***** SUPPLIED ENTRIES *****

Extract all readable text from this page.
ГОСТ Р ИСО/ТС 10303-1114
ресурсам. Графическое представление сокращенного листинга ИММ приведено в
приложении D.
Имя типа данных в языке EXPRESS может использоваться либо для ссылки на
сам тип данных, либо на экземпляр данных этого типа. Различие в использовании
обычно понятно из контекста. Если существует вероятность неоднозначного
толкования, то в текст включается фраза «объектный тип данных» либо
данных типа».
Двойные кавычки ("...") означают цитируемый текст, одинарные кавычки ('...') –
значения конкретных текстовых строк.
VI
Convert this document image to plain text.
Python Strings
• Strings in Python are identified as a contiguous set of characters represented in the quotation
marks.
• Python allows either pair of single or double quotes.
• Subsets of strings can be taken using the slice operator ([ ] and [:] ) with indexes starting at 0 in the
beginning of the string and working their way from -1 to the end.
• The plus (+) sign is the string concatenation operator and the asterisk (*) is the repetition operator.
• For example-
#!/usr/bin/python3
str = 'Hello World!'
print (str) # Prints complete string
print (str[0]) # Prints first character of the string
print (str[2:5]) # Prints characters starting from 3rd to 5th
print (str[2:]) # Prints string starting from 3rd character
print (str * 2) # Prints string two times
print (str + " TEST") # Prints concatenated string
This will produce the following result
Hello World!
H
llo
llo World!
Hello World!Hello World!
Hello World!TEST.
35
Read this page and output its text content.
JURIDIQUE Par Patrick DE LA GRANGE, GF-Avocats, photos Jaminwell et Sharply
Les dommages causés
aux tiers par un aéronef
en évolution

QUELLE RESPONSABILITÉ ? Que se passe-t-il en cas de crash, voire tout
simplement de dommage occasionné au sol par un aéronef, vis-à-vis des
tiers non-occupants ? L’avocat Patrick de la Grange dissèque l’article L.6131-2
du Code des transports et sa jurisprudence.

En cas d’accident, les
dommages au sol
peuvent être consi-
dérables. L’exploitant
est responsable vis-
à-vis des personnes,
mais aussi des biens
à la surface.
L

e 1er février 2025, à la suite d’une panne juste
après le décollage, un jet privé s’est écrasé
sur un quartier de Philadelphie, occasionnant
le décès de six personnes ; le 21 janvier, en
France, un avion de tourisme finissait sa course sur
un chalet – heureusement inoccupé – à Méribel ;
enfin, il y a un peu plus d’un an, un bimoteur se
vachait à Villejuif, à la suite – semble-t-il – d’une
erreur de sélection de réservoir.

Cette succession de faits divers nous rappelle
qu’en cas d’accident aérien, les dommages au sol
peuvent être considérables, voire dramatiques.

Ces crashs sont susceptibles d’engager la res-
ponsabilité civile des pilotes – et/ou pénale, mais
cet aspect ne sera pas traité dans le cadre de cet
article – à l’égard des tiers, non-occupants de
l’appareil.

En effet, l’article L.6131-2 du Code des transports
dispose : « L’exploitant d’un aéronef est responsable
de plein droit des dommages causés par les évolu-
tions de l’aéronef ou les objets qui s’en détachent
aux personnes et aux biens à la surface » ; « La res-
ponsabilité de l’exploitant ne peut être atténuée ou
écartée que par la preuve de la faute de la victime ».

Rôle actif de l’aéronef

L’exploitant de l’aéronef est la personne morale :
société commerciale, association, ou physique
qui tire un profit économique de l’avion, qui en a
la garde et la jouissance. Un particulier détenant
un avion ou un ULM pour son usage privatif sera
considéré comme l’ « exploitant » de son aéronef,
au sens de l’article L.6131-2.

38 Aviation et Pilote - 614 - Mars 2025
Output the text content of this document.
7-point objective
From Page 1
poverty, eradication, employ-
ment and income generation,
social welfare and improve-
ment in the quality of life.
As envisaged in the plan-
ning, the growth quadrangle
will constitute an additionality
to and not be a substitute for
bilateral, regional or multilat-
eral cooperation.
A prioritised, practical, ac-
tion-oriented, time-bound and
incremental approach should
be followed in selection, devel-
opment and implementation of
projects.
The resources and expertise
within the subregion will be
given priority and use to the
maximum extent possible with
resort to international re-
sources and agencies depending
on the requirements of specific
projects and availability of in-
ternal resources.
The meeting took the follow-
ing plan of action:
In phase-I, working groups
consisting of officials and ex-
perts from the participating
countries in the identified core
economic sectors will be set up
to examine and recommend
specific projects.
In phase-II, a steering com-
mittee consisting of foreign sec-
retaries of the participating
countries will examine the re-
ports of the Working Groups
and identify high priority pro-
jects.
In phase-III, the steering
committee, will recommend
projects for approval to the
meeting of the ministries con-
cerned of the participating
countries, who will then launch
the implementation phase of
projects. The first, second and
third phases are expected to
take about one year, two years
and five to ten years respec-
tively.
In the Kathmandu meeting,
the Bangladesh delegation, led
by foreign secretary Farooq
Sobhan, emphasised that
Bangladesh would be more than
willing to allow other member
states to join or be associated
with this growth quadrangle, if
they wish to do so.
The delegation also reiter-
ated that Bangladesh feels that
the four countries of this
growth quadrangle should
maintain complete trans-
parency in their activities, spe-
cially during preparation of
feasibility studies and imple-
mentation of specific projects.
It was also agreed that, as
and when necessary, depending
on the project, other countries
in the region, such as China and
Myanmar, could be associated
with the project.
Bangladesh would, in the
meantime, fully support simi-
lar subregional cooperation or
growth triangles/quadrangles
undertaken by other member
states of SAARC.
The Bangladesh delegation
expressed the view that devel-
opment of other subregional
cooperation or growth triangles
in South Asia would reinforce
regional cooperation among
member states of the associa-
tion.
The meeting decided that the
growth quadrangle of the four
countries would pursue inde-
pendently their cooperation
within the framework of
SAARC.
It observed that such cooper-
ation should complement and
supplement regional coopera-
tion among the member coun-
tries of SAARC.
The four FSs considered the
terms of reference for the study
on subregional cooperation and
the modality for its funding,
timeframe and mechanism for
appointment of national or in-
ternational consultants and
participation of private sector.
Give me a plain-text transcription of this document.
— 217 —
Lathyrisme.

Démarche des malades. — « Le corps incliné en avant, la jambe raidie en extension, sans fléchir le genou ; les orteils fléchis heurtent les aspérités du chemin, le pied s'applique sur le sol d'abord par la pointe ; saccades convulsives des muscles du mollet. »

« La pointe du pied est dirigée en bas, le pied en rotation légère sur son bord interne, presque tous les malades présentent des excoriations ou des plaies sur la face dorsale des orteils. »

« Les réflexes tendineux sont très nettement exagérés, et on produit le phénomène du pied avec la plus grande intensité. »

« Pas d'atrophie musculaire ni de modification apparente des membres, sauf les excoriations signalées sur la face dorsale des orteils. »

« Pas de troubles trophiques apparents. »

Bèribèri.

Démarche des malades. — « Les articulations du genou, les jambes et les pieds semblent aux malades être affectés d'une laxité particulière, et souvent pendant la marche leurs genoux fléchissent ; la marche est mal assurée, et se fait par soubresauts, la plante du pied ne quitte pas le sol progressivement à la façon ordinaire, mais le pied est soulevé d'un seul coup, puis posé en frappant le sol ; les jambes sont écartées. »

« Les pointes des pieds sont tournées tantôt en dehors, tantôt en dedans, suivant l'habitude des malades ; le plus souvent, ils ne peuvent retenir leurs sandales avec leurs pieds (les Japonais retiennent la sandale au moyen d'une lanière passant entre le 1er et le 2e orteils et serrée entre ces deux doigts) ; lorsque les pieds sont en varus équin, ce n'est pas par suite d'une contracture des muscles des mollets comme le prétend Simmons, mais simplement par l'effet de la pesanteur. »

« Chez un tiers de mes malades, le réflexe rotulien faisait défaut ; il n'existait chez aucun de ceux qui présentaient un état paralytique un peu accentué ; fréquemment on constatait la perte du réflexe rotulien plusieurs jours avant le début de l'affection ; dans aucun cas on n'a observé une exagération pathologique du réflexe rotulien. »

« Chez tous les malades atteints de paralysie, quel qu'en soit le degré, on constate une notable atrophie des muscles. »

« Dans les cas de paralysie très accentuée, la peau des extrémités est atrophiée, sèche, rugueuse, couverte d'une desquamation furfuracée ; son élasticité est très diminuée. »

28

*****

Lines of the material that contain the word "participating" are to be gathered.

-- FINAL ANSWER --
perts from the participating
retaries of the participating
cerned of the participating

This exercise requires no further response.